— Request —
Each record is to be printed again precisely as it reads.
***** Input data *****
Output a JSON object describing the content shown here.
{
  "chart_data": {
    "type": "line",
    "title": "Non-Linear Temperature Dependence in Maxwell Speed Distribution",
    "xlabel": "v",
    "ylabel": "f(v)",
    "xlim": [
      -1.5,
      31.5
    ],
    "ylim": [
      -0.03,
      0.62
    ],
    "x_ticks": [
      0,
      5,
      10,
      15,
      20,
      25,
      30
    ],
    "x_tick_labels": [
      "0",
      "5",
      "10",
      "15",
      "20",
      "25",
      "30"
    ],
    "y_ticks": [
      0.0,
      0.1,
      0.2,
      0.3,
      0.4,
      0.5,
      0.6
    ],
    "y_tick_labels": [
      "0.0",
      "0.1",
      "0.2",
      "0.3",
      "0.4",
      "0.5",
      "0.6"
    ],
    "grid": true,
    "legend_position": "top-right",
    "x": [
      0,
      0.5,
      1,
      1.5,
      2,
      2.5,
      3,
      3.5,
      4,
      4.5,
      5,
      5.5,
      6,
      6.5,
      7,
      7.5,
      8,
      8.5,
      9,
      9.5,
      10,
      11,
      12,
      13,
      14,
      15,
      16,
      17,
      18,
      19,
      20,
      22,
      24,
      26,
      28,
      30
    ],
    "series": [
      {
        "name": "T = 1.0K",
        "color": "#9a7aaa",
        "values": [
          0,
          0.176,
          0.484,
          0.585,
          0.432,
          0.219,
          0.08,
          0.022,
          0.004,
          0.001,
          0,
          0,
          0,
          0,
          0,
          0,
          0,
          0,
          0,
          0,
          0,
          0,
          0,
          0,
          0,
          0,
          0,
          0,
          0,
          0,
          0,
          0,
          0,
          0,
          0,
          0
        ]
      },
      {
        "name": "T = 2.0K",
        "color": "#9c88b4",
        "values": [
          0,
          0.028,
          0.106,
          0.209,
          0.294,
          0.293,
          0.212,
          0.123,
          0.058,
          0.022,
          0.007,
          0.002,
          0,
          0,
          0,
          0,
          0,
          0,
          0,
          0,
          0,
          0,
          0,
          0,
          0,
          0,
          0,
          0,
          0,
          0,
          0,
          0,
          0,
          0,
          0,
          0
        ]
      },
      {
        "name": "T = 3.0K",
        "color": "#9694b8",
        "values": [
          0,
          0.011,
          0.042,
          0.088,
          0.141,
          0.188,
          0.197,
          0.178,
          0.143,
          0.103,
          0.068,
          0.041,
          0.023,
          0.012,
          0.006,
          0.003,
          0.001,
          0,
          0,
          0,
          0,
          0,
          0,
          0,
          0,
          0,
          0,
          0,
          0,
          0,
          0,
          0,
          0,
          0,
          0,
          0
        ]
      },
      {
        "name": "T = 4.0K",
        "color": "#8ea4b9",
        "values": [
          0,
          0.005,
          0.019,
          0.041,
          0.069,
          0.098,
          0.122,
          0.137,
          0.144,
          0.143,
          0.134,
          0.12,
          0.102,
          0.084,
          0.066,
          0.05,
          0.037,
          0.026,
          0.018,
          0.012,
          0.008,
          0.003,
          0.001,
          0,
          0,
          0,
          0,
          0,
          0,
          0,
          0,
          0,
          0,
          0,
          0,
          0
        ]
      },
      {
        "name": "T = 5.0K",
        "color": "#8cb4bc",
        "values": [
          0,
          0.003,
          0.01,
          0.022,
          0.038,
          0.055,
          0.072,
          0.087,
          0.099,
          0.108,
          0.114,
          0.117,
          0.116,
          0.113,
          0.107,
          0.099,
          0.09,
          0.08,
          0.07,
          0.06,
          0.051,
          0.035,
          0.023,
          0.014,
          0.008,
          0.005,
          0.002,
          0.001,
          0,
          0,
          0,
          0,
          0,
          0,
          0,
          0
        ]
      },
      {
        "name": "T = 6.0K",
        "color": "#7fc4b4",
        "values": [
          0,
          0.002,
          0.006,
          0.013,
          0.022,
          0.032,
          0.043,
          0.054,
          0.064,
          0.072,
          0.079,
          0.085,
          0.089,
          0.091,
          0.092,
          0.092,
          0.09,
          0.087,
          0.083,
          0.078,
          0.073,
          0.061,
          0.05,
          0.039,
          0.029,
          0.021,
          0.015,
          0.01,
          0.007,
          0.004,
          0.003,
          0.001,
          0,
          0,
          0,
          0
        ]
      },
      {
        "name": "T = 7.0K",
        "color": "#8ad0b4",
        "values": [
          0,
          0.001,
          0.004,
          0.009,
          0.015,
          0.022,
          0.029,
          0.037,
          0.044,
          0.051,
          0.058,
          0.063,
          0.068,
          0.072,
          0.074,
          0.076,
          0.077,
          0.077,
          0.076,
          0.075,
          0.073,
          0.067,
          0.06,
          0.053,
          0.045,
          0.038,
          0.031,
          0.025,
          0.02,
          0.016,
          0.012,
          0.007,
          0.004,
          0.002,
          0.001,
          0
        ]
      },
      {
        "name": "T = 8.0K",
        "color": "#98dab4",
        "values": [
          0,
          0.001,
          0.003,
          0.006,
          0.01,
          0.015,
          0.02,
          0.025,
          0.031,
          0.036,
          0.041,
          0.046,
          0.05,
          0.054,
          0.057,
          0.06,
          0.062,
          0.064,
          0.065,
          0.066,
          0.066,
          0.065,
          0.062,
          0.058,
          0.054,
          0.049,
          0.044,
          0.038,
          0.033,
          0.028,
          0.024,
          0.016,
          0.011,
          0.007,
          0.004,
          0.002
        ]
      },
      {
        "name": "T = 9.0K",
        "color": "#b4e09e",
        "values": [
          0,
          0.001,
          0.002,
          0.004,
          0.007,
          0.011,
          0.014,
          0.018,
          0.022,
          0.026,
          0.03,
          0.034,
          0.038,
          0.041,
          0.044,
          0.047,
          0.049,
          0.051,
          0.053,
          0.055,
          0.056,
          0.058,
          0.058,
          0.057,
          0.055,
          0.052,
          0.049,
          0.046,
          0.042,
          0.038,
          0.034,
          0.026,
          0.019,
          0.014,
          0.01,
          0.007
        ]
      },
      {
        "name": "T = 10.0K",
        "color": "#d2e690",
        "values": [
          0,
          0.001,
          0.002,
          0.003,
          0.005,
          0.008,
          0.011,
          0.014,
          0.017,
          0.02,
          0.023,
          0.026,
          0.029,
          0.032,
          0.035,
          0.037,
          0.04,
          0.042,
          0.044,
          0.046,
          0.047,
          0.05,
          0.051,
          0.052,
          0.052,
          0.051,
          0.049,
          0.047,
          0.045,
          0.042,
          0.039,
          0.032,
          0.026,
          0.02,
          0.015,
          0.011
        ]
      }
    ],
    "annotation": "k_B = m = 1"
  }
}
*****
— Response to the exercise —
Output a JSON object describing the content shown here.
{
  "chart_data": {
    "type": "line",
    "title": "Non-Linear Temperature Dependence in Maxwell Speed Distribution",
    "xlabel": "v",
    "ylabel": "f(v)",
    "xlim": [
      -1.5,
      31.5
    ],
    "ylim": [
      -0.03,
      0.62
    ],
    "x_ticks": [
      0,
      5,
      10,
      15,
      20,
      25,
      30
    ],
    "x_tick_labels": [
      "0",
      "5",
      "10",
      "15",
      "20",
      "25",
      "30"
    ],
    "y_ticks": [
      0.0,
      0.1,
      0.2,
      0.3,
      0.4,
      0.5,
      0.6
    ],
    "y_tick_labels": [
      "0.0",
      "0.1",
      "0.2",
      "0.3",
      "0.4",
      "0.5",
      "0.6"
    ],
    "grid": true,
    "legend_position": "top-right",
    "x": [
      0,
      0.5,
      1,
      1.5,
      2,
      2.5,
      3,
      3.5,
      4,
      4.5,
      5,
      5.5,
      6,
      6.5,
      7,
      7.5,
      8,
      8.5,
      9,
      9.5,
      10,
      11,
      12,
      13,
      14,
      15,
      16,
      17,
      18,
      19,
      20,
      22,
      24,
      26,
      28,
      30
    ],
    "series": [
      {
        "name": "T = 1.0K",
        "color": "#9a7aaa",
        "values": [
          0,
          0.176,
          0.484,
          0.585,
          0.432,
          0.219,
          0.08,
          0.022,
          0.004,
          0.001,
          0,
          0,
          0,
          0,
          0,
          0,
          0,
          0,
          0,
          0,
          0,
          0,
          0,
          0,
          0,
          0,
          0,
          0,
          0,
          0,
          0,
          0,
          0,
          0,
          0,
          0
        ]
      },
      {
        "name": "T = 2.0K",
        "color": "#9c88b4",
        "values": [
          0,
          0.028,
          0.106,
          0.209,
          0.294,
          0.293,
          0.212,
          0.123,
          0.058,
          0.022,
          0.007,
          0.002,
          0,
          0,
          0,
          0,
          0,
          0,
          0,
          0,
          0,
          0,
          0,
          0,
          0,
          0,
          0,
          0,
          0,
          0,
          0,
          0,
          0,
          0,
          0,
          0
        ]
      },
      {
        "name": "T = 3.0K",
        "color": "#9694b8",
        "values": [
          0,
          0.011,
          0.042,
          0.088,
          0.141,
          0.188,
          0.197,
          0.178,
          0.143,
          0.103,
          0.068,
          0.041,
          0.023,
          0.012,
          0.006,
          0.003,
          0.001,
          0,
          0,
          0,
          0,
          0,
          0,
          0,
          0,
          0,
          0,
          0,
          0,
          0,
          0,
          0,
          0,
          0,
          0,
          0
        ]
      },
      {
        "name": "T = 4.0K",
        "color": "#8ea4b9",
        "values": [
          0,
          0.005,
          0.019,
          0.041,
          0.069,
          0.098,
          0.122,
          0.137,
          0.144,
          0.143,
          0.134,
          0.12,
          0.102,
          0.084,
          0.066,
          0.05,
          0.037,
          0.026,
          0.018,
          0.012,
          0.008,
          0.003,
          0.001,
          0,
          0,
          0,
          0,
          0,
          0,
          0,
          0,
          0,
          0,
          0,
          0,
          0
        ]
      },
      {
        "name": "T = 5.0K",
        "color": "#8cb4bc",
        "values": [
          0,
          0.003,
          0.01,
          0.022,
          0.038,
          0.055,
          0.072,
          0.087,
          0.099,
          0.108,
          0.114,
          0.117,
          0.116,
          0.113,
          0.107,
          0.099,
          0.09,
          0.08,
          0.07,
          0.06,
          0.051,
          0.035,
          0.023,
          0.014,
          0.008,
          0.005,
          0.002,
          0.001,
          0,
          0,
          0,
          0,
          0,
          0,
          0,
          0
        ]
      },
      {
        "name": "T = 6.0K",
        "color": "#7fc4b4",
        "values": [
          0,
          0.002,
          0.006,
          0.013,
          0.022,
          0.032,
          0.043,
          0.054,
          0.064,
          0.072,
          0.079,
          0.085,
          0.089,
          0.091,
          0.092,
          0.092,
          0.09,
          0.087,
          0.083,
          0.078,
          0.073,
          0.061,
          0.05,
          0.039,
          0.029,
          0.021,
          0.015,
          0.01,
          0.007,
          0.004,
          0.003,
          0.001,
          0,
          0,
          0,
          0
        ]
      },
      {
        "name": "T = 7.0K",
        "color": "#8ad0b4",
        "values": [
          0,
          0.001,
          0.004,
          0.009,
          0.015,
          0.022,
          0.029,
          0.037,
          0.044,
          0.051,
          0.058,
          0.063,
          0.068,
          0.072,
          0.074,
          0.076,
          0.077,
          0.077,
          0.076,
          0.075,
          0.073,
          0.067,
          0.06,
          0.053,
          0.045,
          0.038,
          0.031,
          0.025,
          0.02,
          0.016,
          0.012,
          0.007,
          0.004,
          0.002,
          0.001,
          0
        ]
      },
      {
        "name": "T = 8.0K",
        "color": "#98dab4",
        "values": [
          0,
          0.001,
          0.003,
          0.006,
          0.01,
          0.015,
          0.02,
          0.025,
          0.031,
          0.036,
          0.041,
          0.046,
          0.05,
          0.054,
          0.057,
          0.06,
          0.062,
          0.064,
          0.065,
          0.066,
          0.066,
          0.065,
          0.062,
          0.058,
          0.054,
          0.049,
          0.044,
          0.038,
          0.033,
          0.028,
          0.024,
          0.016,
          0.011,
          0.007,
          0.004,
          0.002
        ]
      },
      {
        "name": "T = 9.0K",
        "color": "#b4e09e",
        "values": [
          0,
          0.001,
          0.002,
          0.004,
          0.007,
          0.011,
          0.014,
          0.018,
          0.022,
          0.026,
          0.03,
          0.034,
          0.038,
          0.041,
          0.044,
          0.047,
          0.049,
          0.051,
          0.053,
          0.055,
          0.056,
          0.058,
          0.058,
          0.057,
          0.055,
          0.052,
          0.049,
          0.046,
          0.042,
          0.038,
          0.034,
          0.026,
          0.019,
          0.014,
          0.01,
          0.007
        ]
      },
      {
        "name": "T = 10.0K",
        "color": "#d2e690",
        "values": [
          0,
          0.001,
          0.002,
          0.003,
          0.005,
          0.008,
          0.011,
          0.014,
          0.017,
          0.02,
          0.023,
          0.026,
          0.029,
          0.032,
          0.035,
          0.037,
          0.04,
          0.042,
          0.044,
          0.046,
          0.047,
          0.05,
          0.051,
          0.052,
          0.052,
          0.051,
          0.049,
          0.047,
          0.045,
          0.042,
          0.039,
          0.032,
          0.026,
          0.02,
          0.015,
          0.011
        ]
      }
    ],
    "annotation": "k_B = m = 1"
  }
}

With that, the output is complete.